BEGIN
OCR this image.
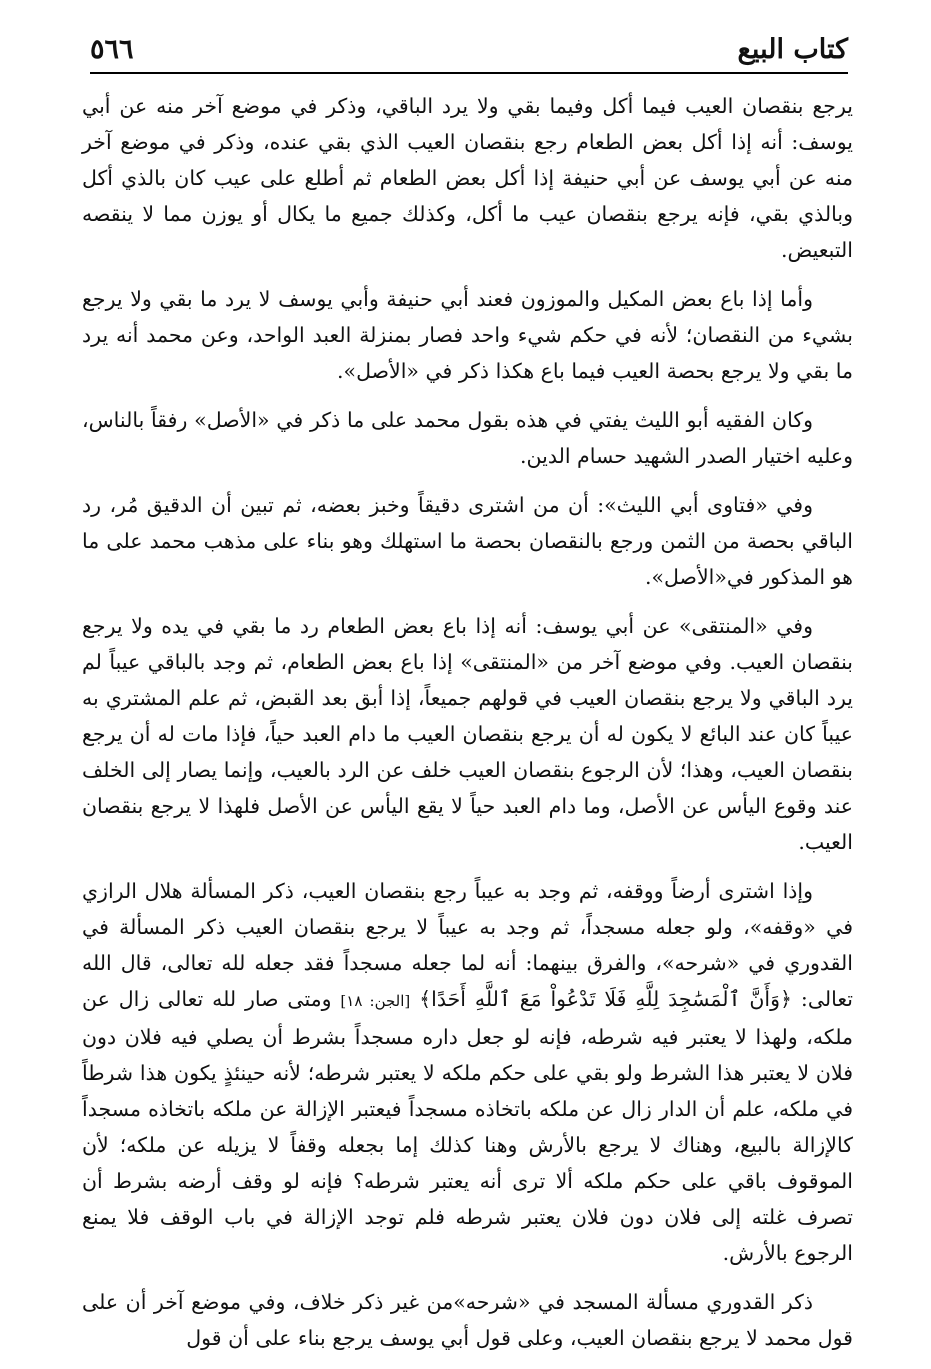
كتاب البيع
٥٦٦

يرجع بنقصان العيب فيما أكل وفيما بقي ولا يرد الباقي، وذكر في موضع آخر منه عن أبي يوسف: أنه إذا أكل بعض الطعام رجع بنقصان العيب الذي بقي عنده، وذكر في موضع آخر منه عن أبي يوسف عن أبي حنيفة إذا أكل بعض الطعام ثم أطلع على عيب كان بالذي أكل وبالذي بقي، فإنه يرجع بنقصان عيب ما أكل، وكذلك جميع ما يكال أو يوزن مما لا ينقصه التبعيض.

وأما إذا باع بعض المكيل والموزون فعند أبي حنيفة وأبي يوسف لا يرد ما بقي ولا يرجع بشيء من النقصان؛ لأنه في حكم شيء واحد فصار بمنزلة العبد الواحد، وعن محمد أنه يرد ما بقي ولا يرجع بحصة العيب فيما باع هكذا ذكر في «الأصل».

وكان الفقيه أبو الليث يفتي في هذه بقول محمد على ما ذكر في «الأصل» رفقاً بالناس، وعليه اختيار الصدر الشهيد حسام الدين.

وفي «فتاوى أبي الليث»: أن من اشترى دقيقاً وخبز بعضه، ثم تبين أن الدقيق مُر، رد الباقي بحصة من الثمن ورجع بالنقصان بحصة ما استهلك وهو بناء على مذهب محمد على ما هو المذكور في«الأصل».

وفي «المنتقى» عن أبي يوسف: أنه إذا باع بعض الطعام رد ما بقي في يده ولا يرجع بنقصان العيب. وفي موضع آخر من «المنتقى» إذا باع بعض الطعام، ثم وجد بالباقي عيباً لم يرد الباقي ولا يرجع بنقصان العيب في قولهم جميعاً، إذا أبق بعد القبض، ثم علم المشتري به عيباً كان عند البائع لا يكون له أن يرجع بنقصان العيب ما دام العبد حياً، فإذا مات له أن يرجع بنقصان العيب، وهذا؛ لأن الرجوع بنقصان العيب خلف عن الرد بالعيب، وإنما يصار إلى الخلف عند وقوع اليأس عن الأصل، وما دام العبد حياً لا يقع اليأس عن الأصل فلهذا لا يرجع بنقصان العيب.

وإذا اشترى أرضاً ووقفه، ثم وجد به عيباً رجع بنقصان العيب، ذكر المسألة هلال الرازي في «وقفه»، ولو جعله مسجداً، ثم وجد به عيباً لا يرجع بنقصان العيب ذكر المسألة في القدوري في «شرحه»، والفرق بينهما: أنه لما جعله مسجداً فقد جعله لله تعالى، قال الله تعالى: ﴿وَأَنَّ ٱلْمَسَٰجِدَ لِلَّهِ فَلَا تَدْعُواْ مَعَ ٱللَّهِ أَحَدًا﴾ [الجن: ١٨] ومتى صار لله تعالى زال عن ملكه، ولهذا لا يعتبر فيه شرطه، فإنه لو جعل داره مسجداً بشرط أن يصلي فيه فلان دون فلان لا يعتبر هذا الشرط ولو بقي على حكم ملكه لا يعتبر شرطه؛ لأنه حينئذٍ يكون هذا شرطاً في ملكه، علم أن الدار زال عن ملكه باتخاذه مسجداً فيعتبر الإزالة عن ملكه باتخاذه مسجداً كالإزالة بالبيع، وهناك لا يرجع بالأرش وهنا كذلك إما بجعله وقفاً لا يزيله عن ملكه؛ لأن الموقوف باقي على حكم ملكه ألا ترى أنه يعتبر شرطه؟ فإنه لو وقف أرضه بشرط أن تصرف غلته إلى فلان دون فلان يعتبر شرطه فلم توجد الإزالة في باب الوقف فلا يمنع الرجوع بالأرش.

ذكر القدوري مسألة المسجد في «شرحه»من غير ذكر خلاف، وفي موضع آخر أن على قول محمد لا يرجع بنقصان العيب، وعلى قول أبي يوسف يرجع بناء على أن قول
END
* WHAT THE TASK REQUIRES:
Quote all the lines above exactly as given. Do not include the pictures.

* THE SOLUTION:
OCR this image.
كتاب البيع
٥٦٦

يرجع بنقصان العيب فيما أكل وفيما بقي ولا يرد الباقي، وذكر في موضع آخر منه عن أبي يوسف: أنه إذا أكل بعض الطعام رجع بنقصان العيب الذي بقي عنده، وذكر في موضع آخر منه عن أبي يوسف عن أبي حنيفة إذا أكل بعض الطعام ثم أطلع على عيب كان بالذي أكل وبالذي بقي، فإنه يرجع بنقصان عيب ما أكل، وكذلك جميع ما يكال أو يوزن مما لا ينقصه التبعيض.

وأما إذا باع بعض المكيل والموزون فعند أبي حنيفة وأبي يوسف لا يرد ما بقي ولا يرجع بشيء من النقصان؛ لأنه في حكم شيء واحد فصار بمنزلة العبد الواحد، وعن محمد أنه يرد ما بقي ولا يرجع بحصة العيب فيما باع هكذا ذكر في «الأصل».

وكان الفقيه أبو الليث يفتي في هذه بقول محمد على ما ذكر في «الأصل» رفقاً بالناس، وعليه اختيار الصدر الشهيد حسام الدين.

وفي «فتاوى أبي الليث»: أن من اشترى دقيقاً وخبز بعضه، ثم تبين أن الدقيق مُر، رد الباقي بحصة من الثمن ورجع بالنقصان بحصة ما استهلك وهو بناء على مذهب محمد على ما هو المذكور في«الأصل».

وفي «المنتقى» عن أبي يوسف: أنه إذا باع بعض الطعام رد ما بقي في يده ولا يرجع بنقصان العيب. وفي موضع آخر من «المنتقى» إذا باع بعض الطعام، ثم وجد بالباقي عيباً لم يرد الباقي ولا يرجع بنقصان العيب في قولهم جميعاً، إذا أبق بعد القبض، ثم علم المشتري به عيباً كان عند البائع لا يكون له أن يرجع بنقصان العيب ما دام العبد حياً، فإذا مات له أن يرجع بنقصان العيب، وهذا؛ لأن الرجوع بنقصان العيب خلف عن الرد بالعيب، وإنما يصار إلى الخلف عند وقوع اليأس عن الأصل، وما دام العبد حياً لا يقع اليأس عن الأصل فلهذا لا يرجع بنقصان العيب.

وإذا اشترى أرضاً ووقفه، ثم وجد به عيباً رجع بنقصان العيب، ذكر المسألة هلال الرازي في «وقفه»، ولو جعله مسجداً، ثم وجد به عيباً لا يرجع بنقصان العيب ذكر المسألة في القدوري في «شرحه»، والفرق بينهما: أنه لما جعله مسجداً فقد جعله لله تعالى، قال الله تعالى: ﴿وَأَنَّ ٱلْمَسَٰجِدَ لِلَّهِ فَلَا تَدْعُواْ مَعَ ٱللَّهِ أَحَدًا﴾ [الجن: ١٨] ومتى صار لله تعالى زال عن ملكه، ولهذا لا يعتبر فيه شرطه، فإنه لو جعل داره مسجداً بشرط أن يصلي فيه فلان دون فلان لا يعتبر هذا الشرط ولو بقي على حكم ملكه لا يعتبر شرطه؛ لأنه حينئذٍ يكون هذا شرطاً في ملكه، علم أن الدار زال عن ملكه باتخاذه مسجداً فيعتبر الإزالة عن ملكه باتخاذه مسجداً كالإزالة بالبيع، وهناك لا يرجع بالأرش وهنا كذلك إما بجعله وقفاً لا يزيله عن ملكه؛ لأن الموقوف باقي على حكم ملكه ألا ترى أنه يعتبر شرطه؟ فإنه لو وقف أرضه بشرط أن تصرف غلته إلى فلان دون فلان يعتبر شرطه فلم توجد الإزالة في باب الوقف فلا يمنع الرجوع بالأرش.

ذكر القدوري مسألة المسجد في «شرحه»من غير ذكر خلاف، وفي موضع آخر أن على قول محمد لا يرجع بنقصان العيب، وعلى قول أبي يوسف يرجع بناء على أن قول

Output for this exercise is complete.